# What to work on
Where a line of the listing below includes the word "values", reproduce that line.

[Records from a collection]
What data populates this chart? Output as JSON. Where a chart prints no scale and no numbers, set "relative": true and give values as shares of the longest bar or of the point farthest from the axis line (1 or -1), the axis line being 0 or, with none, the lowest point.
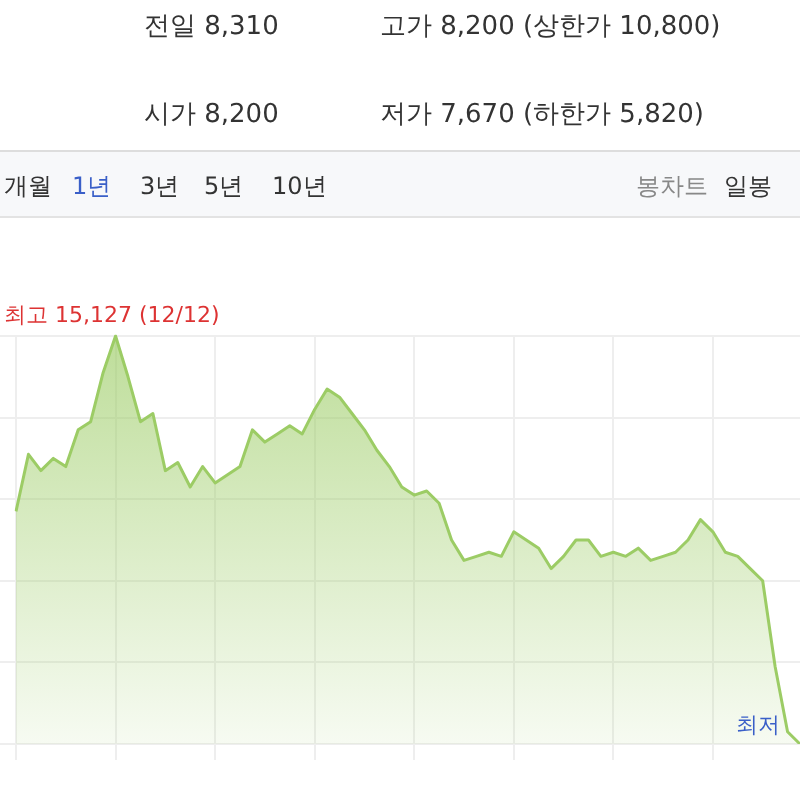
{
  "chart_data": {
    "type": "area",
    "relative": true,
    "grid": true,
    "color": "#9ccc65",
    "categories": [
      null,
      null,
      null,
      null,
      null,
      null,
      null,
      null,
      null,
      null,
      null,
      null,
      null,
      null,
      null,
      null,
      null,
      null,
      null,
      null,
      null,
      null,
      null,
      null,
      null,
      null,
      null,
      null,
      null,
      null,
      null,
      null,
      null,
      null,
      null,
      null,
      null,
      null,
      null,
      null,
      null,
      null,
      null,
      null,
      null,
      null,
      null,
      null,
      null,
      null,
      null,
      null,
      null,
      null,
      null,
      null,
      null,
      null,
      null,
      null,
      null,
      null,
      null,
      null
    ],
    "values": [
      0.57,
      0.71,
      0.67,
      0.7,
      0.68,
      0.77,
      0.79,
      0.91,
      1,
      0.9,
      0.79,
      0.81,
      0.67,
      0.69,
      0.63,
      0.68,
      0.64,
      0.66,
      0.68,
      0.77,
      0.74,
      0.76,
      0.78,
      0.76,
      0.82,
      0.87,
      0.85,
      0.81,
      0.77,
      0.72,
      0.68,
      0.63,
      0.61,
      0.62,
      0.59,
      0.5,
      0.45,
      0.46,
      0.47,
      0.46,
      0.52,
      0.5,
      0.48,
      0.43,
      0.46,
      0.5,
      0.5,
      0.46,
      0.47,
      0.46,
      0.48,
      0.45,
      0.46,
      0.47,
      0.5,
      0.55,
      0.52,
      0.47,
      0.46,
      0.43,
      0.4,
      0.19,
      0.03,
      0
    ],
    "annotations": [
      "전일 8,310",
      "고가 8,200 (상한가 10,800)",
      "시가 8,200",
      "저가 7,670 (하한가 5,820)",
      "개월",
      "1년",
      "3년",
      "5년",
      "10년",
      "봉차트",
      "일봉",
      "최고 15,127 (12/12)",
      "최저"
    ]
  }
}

# Result
What data populates this chart? Output as JSON. Where a chart prints no scale and no numbers, set "relative": true and give values as shares of the longest bar or of the point farthest from the axis line (1 or -1), the axis line being 0 or, with none, the lowest point.
    "values": [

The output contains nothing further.